***** Data records
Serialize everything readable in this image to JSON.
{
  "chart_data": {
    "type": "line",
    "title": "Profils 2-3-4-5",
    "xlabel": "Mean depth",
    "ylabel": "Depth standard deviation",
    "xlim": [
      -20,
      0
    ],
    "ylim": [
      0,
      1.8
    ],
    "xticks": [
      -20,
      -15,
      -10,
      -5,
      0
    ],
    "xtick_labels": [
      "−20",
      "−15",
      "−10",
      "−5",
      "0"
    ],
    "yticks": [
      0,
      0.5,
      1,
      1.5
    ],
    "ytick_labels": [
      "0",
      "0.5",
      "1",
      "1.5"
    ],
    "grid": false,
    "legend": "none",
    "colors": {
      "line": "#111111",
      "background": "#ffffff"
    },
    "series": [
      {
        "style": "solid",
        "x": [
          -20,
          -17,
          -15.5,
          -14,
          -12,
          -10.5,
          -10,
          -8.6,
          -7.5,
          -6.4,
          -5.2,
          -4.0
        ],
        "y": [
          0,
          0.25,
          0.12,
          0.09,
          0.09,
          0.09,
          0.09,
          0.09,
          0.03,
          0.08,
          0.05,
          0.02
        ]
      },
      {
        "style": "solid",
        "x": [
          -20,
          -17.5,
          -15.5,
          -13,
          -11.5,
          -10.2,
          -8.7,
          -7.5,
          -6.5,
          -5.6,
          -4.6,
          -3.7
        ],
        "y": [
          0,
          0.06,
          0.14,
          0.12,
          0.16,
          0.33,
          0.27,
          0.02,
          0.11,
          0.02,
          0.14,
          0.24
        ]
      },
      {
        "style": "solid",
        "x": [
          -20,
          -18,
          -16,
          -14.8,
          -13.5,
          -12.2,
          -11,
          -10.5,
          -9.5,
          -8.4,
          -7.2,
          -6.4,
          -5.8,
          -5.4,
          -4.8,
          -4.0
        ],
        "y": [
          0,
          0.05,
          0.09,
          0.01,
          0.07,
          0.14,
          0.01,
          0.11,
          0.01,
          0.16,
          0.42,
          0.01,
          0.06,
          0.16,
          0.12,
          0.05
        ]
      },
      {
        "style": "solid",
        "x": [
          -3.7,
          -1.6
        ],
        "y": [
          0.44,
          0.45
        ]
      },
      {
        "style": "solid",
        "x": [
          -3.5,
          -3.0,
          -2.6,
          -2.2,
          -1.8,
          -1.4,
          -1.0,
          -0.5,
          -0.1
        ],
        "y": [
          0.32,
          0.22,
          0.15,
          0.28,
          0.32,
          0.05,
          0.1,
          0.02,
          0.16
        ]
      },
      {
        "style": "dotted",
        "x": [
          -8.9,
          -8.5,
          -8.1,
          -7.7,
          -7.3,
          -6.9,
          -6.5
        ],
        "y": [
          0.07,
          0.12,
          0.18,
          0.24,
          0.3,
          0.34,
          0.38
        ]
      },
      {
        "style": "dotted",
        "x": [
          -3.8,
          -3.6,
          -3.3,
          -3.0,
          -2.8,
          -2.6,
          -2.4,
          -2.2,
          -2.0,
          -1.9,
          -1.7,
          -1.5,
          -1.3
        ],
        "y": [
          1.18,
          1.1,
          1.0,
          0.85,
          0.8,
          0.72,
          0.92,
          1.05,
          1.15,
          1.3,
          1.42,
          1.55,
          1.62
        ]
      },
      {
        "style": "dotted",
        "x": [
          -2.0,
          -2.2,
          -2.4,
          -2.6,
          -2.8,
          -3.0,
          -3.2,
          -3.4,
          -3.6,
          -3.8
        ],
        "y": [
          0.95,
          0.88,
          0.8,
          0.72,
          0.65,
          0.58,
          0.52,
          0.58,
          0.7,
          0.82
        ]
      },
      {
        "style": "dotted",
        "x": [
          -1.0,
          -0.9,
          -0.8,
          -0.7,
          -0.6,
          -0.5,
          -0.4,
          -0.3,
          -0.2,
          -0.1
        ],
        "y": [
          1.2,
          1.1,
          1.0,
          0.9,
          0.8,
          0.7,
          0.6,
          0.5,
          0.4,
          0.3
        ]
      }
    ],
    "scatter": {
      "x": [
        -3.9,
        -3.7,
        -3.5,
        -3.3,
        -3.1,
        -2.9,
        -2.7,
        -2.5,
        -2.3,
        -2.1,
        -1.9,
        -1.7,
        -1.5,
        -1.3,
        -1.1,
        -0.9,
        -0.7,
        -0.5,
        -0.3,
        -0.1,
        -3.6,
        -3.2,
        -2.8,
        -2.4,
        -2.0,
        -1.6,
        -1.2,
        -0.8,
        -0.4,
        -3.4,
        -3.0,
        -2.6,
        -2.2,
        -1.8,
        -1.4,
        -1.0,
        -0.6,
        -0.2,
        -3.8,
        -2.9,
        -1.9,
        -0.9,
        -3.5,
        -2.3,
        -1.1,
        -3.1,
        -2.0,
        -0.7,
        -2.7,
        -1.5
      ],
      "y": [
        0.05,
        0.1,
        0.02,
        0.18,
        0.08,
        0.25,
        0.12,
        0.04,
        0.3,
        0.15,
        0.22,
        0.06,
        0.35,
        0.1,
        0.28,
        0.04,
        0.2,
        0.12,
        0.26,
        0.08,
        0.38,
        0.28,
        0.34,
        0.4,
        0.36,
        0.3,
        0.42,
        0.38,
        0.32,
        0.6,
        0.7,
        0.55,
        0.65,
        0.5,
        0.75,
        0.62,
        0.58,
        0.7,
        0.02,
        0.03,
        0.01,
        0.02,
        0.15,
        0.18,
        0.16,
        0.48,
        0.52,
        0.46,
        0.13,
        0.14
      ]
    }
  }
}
**********
▶ _What you need to do_:
Reproduce the data shown above exactly.

▶ _The completed task_:
Serialize everything readable in this image to JSON.
{
  "chart_data": {
    "type": "line",
    "title": "Profils 2-3-4-5",
    "xlabel": "Mean depth",
    "ylabel": "Depth standard deviation",
    "xlim": [
      -20,
      0
    ],
    "ylim": [
      0,
      1.8
    ],
    "xticks": [
      -20,
      -15,
      -10,
      -5,
      0
    ],
    "xtick_labels": [
      "−20",
      "−15",
      "−10",
      "−5",
      "0"
    ],
    "yticks": [
      0,
      0.5,
      1,
      1.5
    ],
    "ytick_labels": [
      "0",
      "0.5",
      "1",
      "1.5"
    ],
    "grid": false,
    "legend": "none",
    "colors": {
      "line": "#111111",
      "background": "#ffffff"
    },
    "series": [
      {
        "style": "solid",
        "x": [
          -20,
          -17,
          -15.5,
          -14,
          -12,
          -10.5,
          -10,
          -8.6,
          -7.5,
          -6.4,
          -5.2,
          -4.0
        ],
        "y": [
          0,
          0.25,
          0.12,
          0.09,
          0.09,
          0.09,
          0.09,
          0.09,
          0.03,
          0.08,
          0.05,
          0.02
        ]
      },
      {
        "style": "solid",
        "x": [
          -20,
          -17.5,
          -15.5,
          -13,
          -11.5,
          -10.2,
          -8.7,
          -7.5,
          -6.5,
          -5.6,
          -4.6,
          -3.7
        ],
        "y": [
          0,
          0.06,
          0.14,
          0.12,
          0.16,
          0.33,
          0.27,
          0.02,
          0.11,
          0.02,
          0.14,
          0.24
        ]
      },
      {
        "style": "solid",
        "x": [
          -20,
          -18,
          -16,
          -14.8,
          -13.5,
          -12.2,
          -11,
          -10.5,
          -9.5,
          -8.4,
          -7.2,
          -6.4,
          -5.8,
          -5.4,
          -4.8,
          -4.0
        ],
        "y": [
          0,
          0.05,
          0.09,
          0.01,
          0.07,
          0.14,
          0.01,
          0.11,
          0.01,
          0.16,
          0.42,
          0.01,
          0.06,
          0.16,
          0.12,
          0.05
        ]
      },
      {
        "style": "solid",
        "x": [
          -3.7,
          -1.6
        ],
        "y": [
          0.44,
          0.45
        ]
      },
      {
        "style": "solid",
        "x": [
          -3.5,
          -3.0,
          -2.6,
          -2.2,
          -1.8,
          -1.4,
          -1.0,
          -0.5,
          -0.1
        ],
        "y": [
          0.32,
          0.22,
          0.15,
          0.28,
          0.32,
          0.05,
          0.1,
          0.02,
          0.16
        ]
      },
      {
        "style": "dotted",
        "x": [
          -8.9,
          -8.5,
          -8.1,
          -7.7,
          -7.3,
          -6.9,
          -6.5
        ],
        "y": [
          0.07,
          0.12,
          0.18,
          0.24,
          0.3,
          0.34,
          0.38
        ]
      },
      {
        "style": "dotted",
        "x": [
          -3.8,
          -3.6,
          -3.3,
          -3.0,
          -2.8,
          -2.6,
          -2.4,
          -2.2,
          -2.0,
          -1.9,
          -1.7,
          -1.5,
          -1.3
        ],
        "y": [
          1.18,
          1.1,
          1.0,
          0.85,
          0.8,
          0.72,
          0.92,
          1.05,
          1.15,
          1.3,
          1.42,
          1.55,
          1.62
        ]
      },
      {
        "style": "dotted",
        "x": [
          -2.0,
          -2.2,
          -2.4,
          -2.6,
          -2.8,
          -3.0,
          -3.2,
          -3.4,
          -3.6,
          -3.8
        ],
        "y": [
          0.95,
          0.88,
          0.8,
          0.72,
          0.65,
          0.58,
          0.52,
          0.58,
          0.7,
          0.82
        ]
      },
      {
        "style": "dotted",
        "x": [
          -1.0,
          -0.9,
          -0.8,
          -0.7,
          -0.6,
          -0.5,
          -0.4,
          -0.3,
          -0.2,
          -0.1
        ],
        "y": [
          1.2,
          1.1,
          1.0,
          0.9,
          0.8,
          0.7,
          0.6,
          0.5,
          0.4,
          0.3
        ]
      }
    ],
    "scatter": {
      "x": [
        -3.9,
        -3.7,
        -3.5,
        -3.3,
        -3.1,
        -2.9,
        -2.7,
        -2.5,
        -2.3,
        -2.1,
        -1.9,
        -1.7,
        -1.5,
        -1.3,
        -1.1,
        -0.9,
        -0.7,
        -0.5,
        -0.3,
        -0.1,
        -3.6,
        -3.2,
        -2.8,
        -2.4,
        -2.0,
        -1.6,
        -1.2,
        -0.8,
        -0.4,
        -3.4,
        -3.0,
        -2.6,
        -2.2,
        -1.8,
        -1.4,
        -1.0,
        -0.6,
        -0.2,
        -3.8,
        -2.9,
        -1.9,
        -0.9,
        -3.5,
        -2.3,
        -1.1,
        -3.1,
        -2.0,
        -0.7,
        -2.7,
        -1.5
      ],
      "y": [
        0.05,
        0.1,
        0.02,
        0.18,
        0.08,
        0.25,
        0.12,
        0.04,
        0.3,
        0.15,
        0.22,
        0.06,
        0.35,
        0.1,
        0.28,
        0.04,
        0.2,
        0.12,
        0.26,
        0.08,
        0.38,
        0.28,
        0.34,
        0.4,
        0.36,
        0.3,
        0.42,
        0.38,
        0.32,
        0.6,
        0.7,
        0.55,
        0.65,
        0.5,
        0.75,
        0.62,
        0.58,
        0.7,
        0.02,
        0.03,
        0.01,
        0.02,
        0.15,
        0.18,
        0.16,
        0.48,
        0.52,
        0.46,
        0.13,
        0.14
      ]
    }
  }
}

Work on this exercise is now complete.